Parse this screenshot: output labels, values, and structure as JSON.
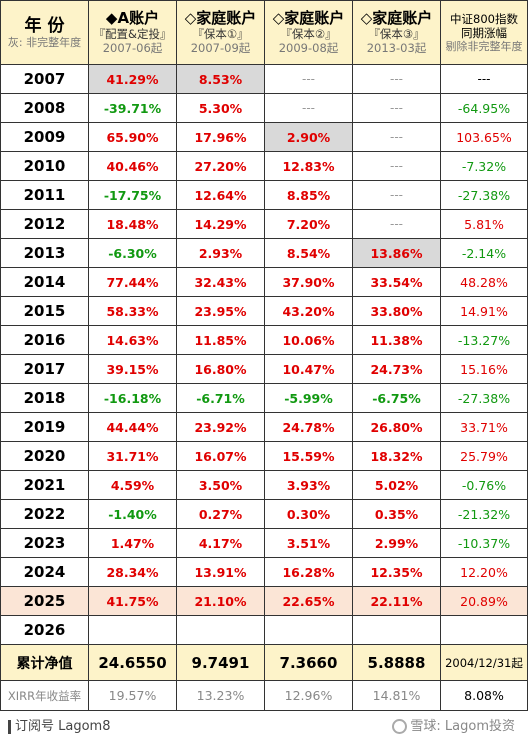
{
  "header": {
    "year_label": "年 份",
    "year_note": "灰: 非完整年度",
    "columns": [
      {
        "title": "◆A账户",
        "sub": "『配置&定投』",
        "date": "2007-06起"
      },
      {
        "title": "◇家庭账户",
        "sub": "『保本①』",
        "date": "2007-09起"
      },
      {
        "title": "◇家庭账户",
        "sub": "『保本②』",
        "date": "2009-08起"
      },
      {
        "title": "◇家庭账户",
        "sub": "『保本③』",
        "date": "2013-03起"
      },
      {
        "title": "中证800指数",
        "sub": "同期涨幅",
        "date": "剔除非完整年度"
      }
    ]
  },
  "rows": [
    {
      "year": "2007",
      "cells": [
        "41.29%",
        "8.53%",
        "---",
        "---",
        "---"
      ]
    },
    {
      "year": "2008",
      "cells": [
        "-39.71%",
        "5.30%",
        "---",
        "---",
        "-64.95%"
      ]
    },
    {
      "year": "2009",
      "cells": [
        "65.90%",
        "17.96%",
        "2.90%",
        "---",
        "103.65%"
      ]
    },
    {
      "year": "2010",
      "cells": [
        "40.46%",
        "27.20%",
        "12.83%",
        "---",
        "-7.32%"
      ]
    },
    {
      "year": "2011",
      "cells": [
        "-17.75%",
        "12.64%",
        "8.85%",
        "---",
        "-27.38%"
      ]
    },
    {
      "year": "2012",
      "cells": [
        "18.48%",
        "14.29%",
        "7.20%",
        "---",
        "5.81%"
      ]
    },
    {
      "year": "2013",
      "cells": [
        "-6.30%",
        "2.93%",
        "8.54%",
        "13.86%",
        "-2.14%"
      ]
    },
    {
      "year": "2014",
      "cells": [
        "77.44%",
        "32.43%",
        "37.90%",
        "33.54%",
        "48.28%"
      ]
    },
    {
      "year": "2015",
      "cells": [
        "58.33%",
        "23.95%",
        "43.20%",
        "33.80%",
        "14.91%"
      ]
    },
    {
      "year": "2016",
      "cells": [
        "14.63%",
        "11.85%",
        "10.06%",
        "11.38%",
        "-13.27%"
      ]
    },
    {
      "year": "2017",
      "cells": [
        "39.15%",
        "16.80%",
        "10.47%",
        "24.73%",
        "15.16%"
      ]
    },
    {
      "year": "2018",
      "cells": [
        "-16.18%",
        "-6.71%",
        "-5.99%",
        "-6.75%",
        "-27.38%"
      ]
    },
    {
      "year": "2019",
      "cells": [
        "44.44%",
        "23.92%",
        "24.78%",
        "26.80%",
        "33.71%"
      ]
    },
    {
      "year": "2020",
      "cells": [
        "31.71%",
        "16.07%",
        "15.59%",
        "18.32%",
        "25.79%"
      ]
    },
    {
      "year": "2021",
      "cells": [
        "4.59%",
        "3.50%",
        "3.93%",
        "5.02%",
        "-0.76%"
      ]
    },
    {
      "year": "2022",
      "cells": [
        "-1.40%",
        "0.27%",
        "0.30%",
        "0.35%",
        "-21.32%"
      ]
    },
    {
      "year": "2023",
      "cells": [
        "1.47%",
        "4.17%",
        "3.51%",
        "2.99%",
        "-10.37%"
      ]
    },
    {
      "year": "2024",
      "cells": [
        "28.34%",
        "13.91%",
        "16.28%",
        "12.35%",
        "12.20%"
      ]
    },
    {
      "year": "2025",
      "cells": [
        "41.75%",
        "21.10%",
        "22.65%",
        "22.11%",
        "20.89%"
      ]
    },
    {
      "year": "2026",
      "cells": [
        "",
        "",
        "",
        "",
        ""
      ]
    }
  ],
  "totals": {
    "label": "累计净值",
    "values": [
      "24.6550",
      "9.7491",
      "7.3660",
      "5.8888",
      "2004/12/31起"
    ]
  },
  "xirr": {
    "label": "XIRR年收益率",
    "values": [
      "19.57%",
      "13.23%",
      "12.96%",
      "14.81%",
      "8.08%"
    ]
  },
  "footer": {
    "left": "订阅号 Lagom8",
    "right": "雪球: Lagom投资"
  },
  "colors": {
    "positive": "#e00000",
    "negative": "#119911",
    "header_bg": "#fdf3c9",
    "highlight_bg": "#fbe5d6",
    "partial_year_bg": "#d9d9d9"
  }
}
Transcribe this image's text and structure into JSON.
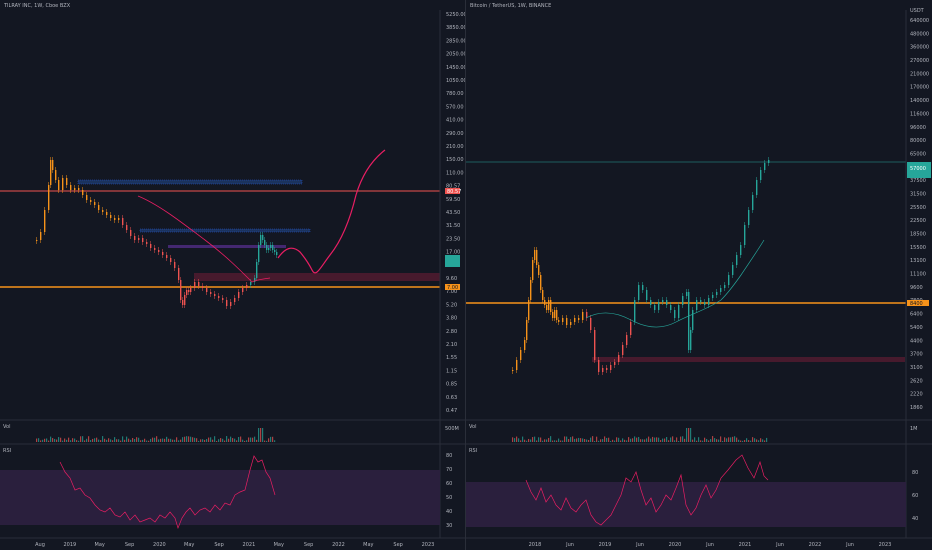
{
  "left": {
    "title": "TILRAY INC, 1W, Cboe BZX",
    "price_axis": [
      "5250.00",
      "3850.00",
      "2850.00",
      "2050.00",
      "1450.00",
      "1050.00",
      "780.00",
      "570.00",
      "410.00",
      "290.00",
      "210.00",
      "150.00",
      "110.00",
      "80.57",
      "59.50",
      "43.50",
      "31.50",
      "23.50",
      "17.00",
      "13.00",
      "9.60",
      "7.00",
      "5.20",
      "3.80",
      "2.80",
      "2.10",
      "1.55",
      "1.15",
      "0.85",
      "0.63",
      "0.47"
    ],
    "last_price_tag": "80.57",
    "level_tag": "7.00",
    "time_axis": [
      "Aug",
      "2019",
      "May",
      "Sep",
      "2020",
      "May",
      "Sep",
      "2021",
      "May",
      "Sep",
      "2022",
      "May",
      "Sep",
      "2023"
    ],
    "vol_label": "Vol",
    "rsi_label": "RSI",
    "rsi_axis": [
      "80",
      "70",
      "60",
      "50",
      "40",
      "30"
    ],
    "colors": {
      "up": "#26a69a",
      "down": "#ef5350",
      "orange": "#f7931a",
      "pink": "#e91e63",
      "zone": "#673ab7"
    }
  },
  "right": {
    "title": "Bitcoin / TetherUS, 1W, BINANCE",
    "usdt_label": "USDT",
    "price_axis": [
      "640000",
      "480000",
      "360000",
      "270000",
      "210000",
      "170000",
      "140000",
      "116000",
      "96000",
      "80000",
      "65000",
      "49500",
      "37500",
      "31500",
      "25500",
      "22500",
      "18500",
      "15500",
      "13100",
      "11100",
      "9600",
      "7800",
      "6400",
      "5400",
      "4400",
      "3700",
      "3100",
      "2620",
      "2220",
      "1860"
    ],
    "last_price_tag": "57000",
    "level_tag": "8400",
    "time_axis": [
      "2018",
      "Jun",
      "2019",
      "Jun",
      "2020",
      "Jun",
      "2021",
      "Jun",
      "2022",
      "Jun",
      "2023"
    ],
    "vol_label": "Vol",
    "vol_axis": "1M",
    "rsi_label": "RSI",
    "rsi_axis": [
      "80",
      "60",
      "40"
    ],
    "left_vol_axis": "500M"
  }
}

**********

Every entry must be transcribed exactly. Pictures do not belong in the copy.

The output:
Parse this screenshot: output labels, values, and structure as JSON.
{
  "header": {
    "year_label": "年 份",
    "year_note": "灰: 非完整年度",
    "columns": [
      {
        "title": "◆A账户",
        "sub": "『配置&定投』",
        "date": "2007-06起"
      },
      {
        "title": "◇家庭账户",
        "sub": "『保本①』",
        "date": "2007-09起"
      },
      {
        "title": "◇家庭账户",
        "sub": "『保本②』",
        "date": "2009-08起"
      },
      {
        "title": "◇家庭账户",
        "sub": "『保本③』",
        "date": "2013-03起"
      },
      {
        "title": "中证800指数",
        "sub": "同期涨幅",
        "date": "剔除非完整年度"
      }
    ]
  },
  "rows": [
    {
      "year": "2007",
      "cells": [
        "41.29%",
        "8.53%",
        "---",
        "---",
        "---"
      ]
    },
    {
      "year": "2008",
      "cells": [
        "-39.71%",
        "5.30%",
        "---",
        "---",
        "-64.95%"
      ]
    },
    {
      "year": "2009",
      "cells": [
        "65.90%",
        "17.96%",
        "2.90%",
        "---",
        "103.65%"
      ]
    },
    {
      "year": "2010",
      "cells": [
        "40.46%",
        "27.20%",
        "12.83%",
        "---",
        "-7.32%"
      ]
    },
    {
      "year": "2011",
      "cells": [
        "-17.75%",
        "12.64%",
        "8.85%",
        "---",
        "-27.38%"
      ]
    },
    {
      "year": "2012",
      "cells": [
        "18.48%",
        "14.29%",
        "7.20%",
        "---",
        "5.81%"
      ]
    },
    {
      "year": "2013",
      "cells": [
        "-6.30%",
        "2.93%",
        "8.54%",
        "13.86%",
        "-2.14%"
      ]
    },
    {
      "year": "2014",
      "cells": [
        "77.44%",
        "32.43%",
        "37.90%",
        "33.54%",
        "48.28%"
      ]
    },
    {
      "year": "2015",
      "cells": [
        "58.33%",
        "23.95%",
        "43.20%",
        "33.80%",
        "14.91%"
      ]
    },
    {
      "year": "2016",
      "cells": [
        "14.63%",
        "11.85%",
        "10.06%",
        "11.38%",
        "-13.27%"
      ]
    },
    {
      "year": "2017",
      "cells": [
        "39.15%",
        "16.80%",
        "10.47%",
        "24.73%",
        "15.16%"
      ]
    },
    {
      "year": "2018",
      "cells": [
        "-16.18%",
        "-6.71%",
        "-5.99%",
        "-6.75%",
        "-27.38%"
      ]
    },
    {
      "year": "2019",
      "cells": [
        "44.44%",
        "23.92%",
        "24.78%",
        "26.80%",
        "33.71%"
      ]
    },
    {
      "year": "2020",
      "cells": [
        "31.71%",
        "16.07%",
        "15.59%",
        "18.32%",
        "25.79%"
      ]
    },
    {
      "year": "2021",
      "cells": [
        "4.59%",
        "3.50%",
        "3.93%",
        "5.02%",
        "-0.76%"
      ]
    },
    {
      "year": "2022",
      "cells": [
        "-1.40%",
        "0.27%",
        "0.30%",
        "0.35%",
        "-21.32%"
      ]
    },
    {
      "year": "2023",
      "cells": [
        "1.47%",
        "4.17%",
        "3.51%",
        "2.99%",
        "-10.37%"
      ]
    },
    {
      "year": "2024",
      "cells": [
        "28.34%",
        "13.91%",
        "16.28%",
        "12.35%",
        "12.20%"
      ]
    },
    {
      "year": "2025",
      "cells": [
        "41.75%",
        "21.10%",
        "22.65%",
        "22.11%",
        "20.89%"
      ]
    },
    {
      "year": "2026",
      "cells": [
        "",
        "",
        "",
        "",
        ""
      ]
    }
  ],
  "totals": {
    "label": "累计净值",
    "values": [
      "24.6550",
      "9.7491",
      "7.3660",
      "5.8888",
      "2004/12/31起"
    ]
  },
  "xirr": {
    "label": "XIRR年收益率",
    "values": [
      "19.57%",
      "13.23%",
      "12.96%",
      "14.81%",
      "8.08%"
    ]
  },
  "footer": {
    "left": "订阅号 Lagom8",
    "right": "雪球: Lagom投资"
  },
  "colors": {
    "positive": "#e00000",
    "negative": "#119911",
    "header_bg": "#fdf3c9",
    "highlight_bg": "#fbe5d6",
    "partial_year_bg": "#d9d9d9"
  }
}
Transcribe this image's text and structure into JSON.
{
  "left": {
    "title": "TILRAY INC, 1W, Cboe BZX",
    "price_axis": [
      "5250.00",
      "3850.00",
      "2850.00",
      "2050.00",
      "1450.00",
      "1050.00",
      "780.00",
      "570.00",
      "410.00",
      "290.00",
      "210.00",
      "150.00",
      "110.00",
      "80.57",
      "59.50",
      "43.50",
      "31.50",
      "23.50",
      "17.00",
      "13.00",
      "9.60",
      "7.00",
      "5.20",
      "3.80",
      "2.80",
      "2.10",
      "1.55",
      "1.15",
      "0.85",
      "0.63",
      "0.47"
    ],
    "last_price_tag": "80.57",
    "level_tag": "7.00",
    "time_axis": [
      "Aug",
      "2019",
      "May",
      "Sep",
      "2020",
      "May",
      "Sep",
      "2021",
      "May",
      "Sep",
      "2022",
      "May",
      "Sep",
      "2023"
    ],
    "vol_label": "Vol",
    "rsi_label": "RSI",
    "rsi_axis": [
      "80",
      "70",
      "60",
      "50",
      "40",
      "30"
    ],
    "colors": {
      "up": "#26a69a",
      "down": "#ef5350",
      "orange": "#f7931a",
      "pink": "#e91e63",
      "zone": "#673ab7"
    }
  },
  "right": {
    "title": "Bitcoin / TetherUS, 1W, BINANCE",
    "usdt_label": "USDT",
    "price_axis": [
      "640000",
      "480000",
      "360000",
      "270000",
      "210000",
      "170000",
      "140000",
      "116000",
      "96000",
      "80000",
      "65000",
      "49500",
      "37500",
      "31500",
      "25500",
      "22500",
      "18500",
      "15500",
      "13100",
      "11100",
      "9600",
      "7800",
      "6400",
      "5400",
      "4400",
      "3700",
      "3100",
      "2620",
      "2220",
      "1860"
    ],
    "last_price_tag": "57000",
    "level_tag": "8400",
    "time_axis": [
      "2018",
      "Jun",
      "2019",
      "Jun",
      "2020",
      "Jun",
      "2021",
      "Jun",
      "2022",
      "Jun",
      "2023"
    ],
    "vol_label": "Vol",
    "vol_axis": "1M",
    "rsi_label": "RSI",
    "rsi_axis": [
      "80",
      "60",
      "40"
    ],
    "left_vol_axis": "500M"
  }
}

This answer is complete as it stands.